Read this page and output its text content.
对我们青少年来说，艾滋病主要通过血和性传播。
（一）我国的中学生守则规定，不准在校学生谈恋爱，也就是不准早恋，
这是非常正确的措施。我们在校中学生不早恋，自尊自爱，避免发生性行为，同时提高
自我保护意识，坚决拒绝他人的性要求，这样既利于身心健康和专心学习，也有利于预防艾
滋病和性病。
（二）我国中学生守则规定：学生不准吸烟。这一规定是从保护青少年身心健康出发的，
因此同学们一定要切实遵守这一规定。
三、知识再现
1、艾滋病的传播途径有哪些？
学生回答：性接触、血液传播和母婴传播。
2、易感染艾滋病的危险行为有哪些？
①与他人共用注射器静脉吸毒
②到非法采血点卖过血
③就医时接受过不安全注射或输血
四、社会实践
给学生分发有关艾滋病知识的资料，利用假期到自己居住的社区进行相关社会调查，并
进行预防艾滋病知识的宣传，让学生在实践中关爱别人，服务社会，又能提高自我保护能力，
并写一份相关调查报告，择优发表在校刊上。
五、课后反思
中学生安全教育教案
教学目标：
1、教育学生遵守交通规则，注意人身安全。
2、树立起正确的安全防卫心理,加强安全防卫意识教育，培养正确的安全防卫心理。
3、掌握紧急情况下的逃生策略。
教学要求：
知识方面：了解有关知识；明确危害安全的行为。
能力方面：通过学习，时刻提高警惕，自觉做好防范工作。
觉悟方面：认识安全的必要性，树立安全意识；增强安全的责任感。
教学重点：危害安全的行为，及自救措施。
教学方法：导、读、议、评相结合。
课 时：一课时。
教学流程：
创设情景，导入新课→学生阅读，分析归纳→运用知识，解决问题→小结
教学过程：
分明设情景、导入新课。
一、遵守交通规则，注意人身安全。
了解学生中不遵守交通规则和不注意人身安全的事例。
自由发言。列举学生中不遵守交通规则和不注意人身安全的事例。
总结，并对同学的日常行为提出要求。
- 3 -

· · · · ·

Task directions » Every entry above should be retyped exactly as shown.

Answer below »
Read this page and output its text content.
对我们青少年来说，艾滋病主要通过血和性传播。
（一）我国的中学生守则规定，不准在校学生谈恋爱，也就是不准早恋，
这是非常正确的措施。我们在校中学生不早恋，自尊自爱，避免发生性行为，同时提高
自我保护意识，坚决拒绝他人的性要求，这样既利于身心健康和专心学习，也有利于预防艾
滋病和性病。
（二）我国中学生守则规定：学生不准吸烟。这一规定是从保护青少年身心健康出发的，
因此同学们一定要切实遵守这一规定。
三、知识再现
1、艾滋病的传播途径有哪些？
学生回答：性接触、血液传播和母婴传播。
2、易感染艾滋病的危险行为有哪些？
①与他人共用注射器静脉吸毒
②到非法采血点卖过血
③就医时接受过不安全注射或输血
四、社会实践
给学生分发有关艾滋病知识的资料，利用假期到自己居住的社区进行相关社会调查，并
进行预防艾滋病知识的宣传，让学生在实践中关爱别人，服务社会，又能提高自我保护能力，
并写一份相关调查报告，择优发表在校刊上。
五、课后反思
中学生安全教育教案
教学目标：
1、教育学生遵守交通规则，注意人身安全。
2、树立起正确的安全防卫心理,加强安全防卫意识教育，培养正确的安全防卫心理。
3、掌握紧急情况下的逃生策略。
教学要求：
知识方面：了解有关知识；明确危害安全的行为。
能力方面：通过学习，时刻提高警惕，自觉做好防范工作。
觉悟方面：认识安全的必要性，树立安全意识；增强安全的责任感。
教学重点：危害安全的行为，及自救措施。
教学方法：导、读、议、评相结合。
课 时：一课时。
教学流程：
创设情景，导入新课→学生阅读，分析归纳→运用知识，解决问题→小结
教学过程：
分明设情景、导入新课。
一、遵守交通规则，注意人身安全。
了解学生中不遵守交通规则和不注意人身安全的事例。
自由发言。列举学生中不遵守交通规则和不注意人身安全的事例。
总结，并对同学的日常行为提出要求。
- 3 -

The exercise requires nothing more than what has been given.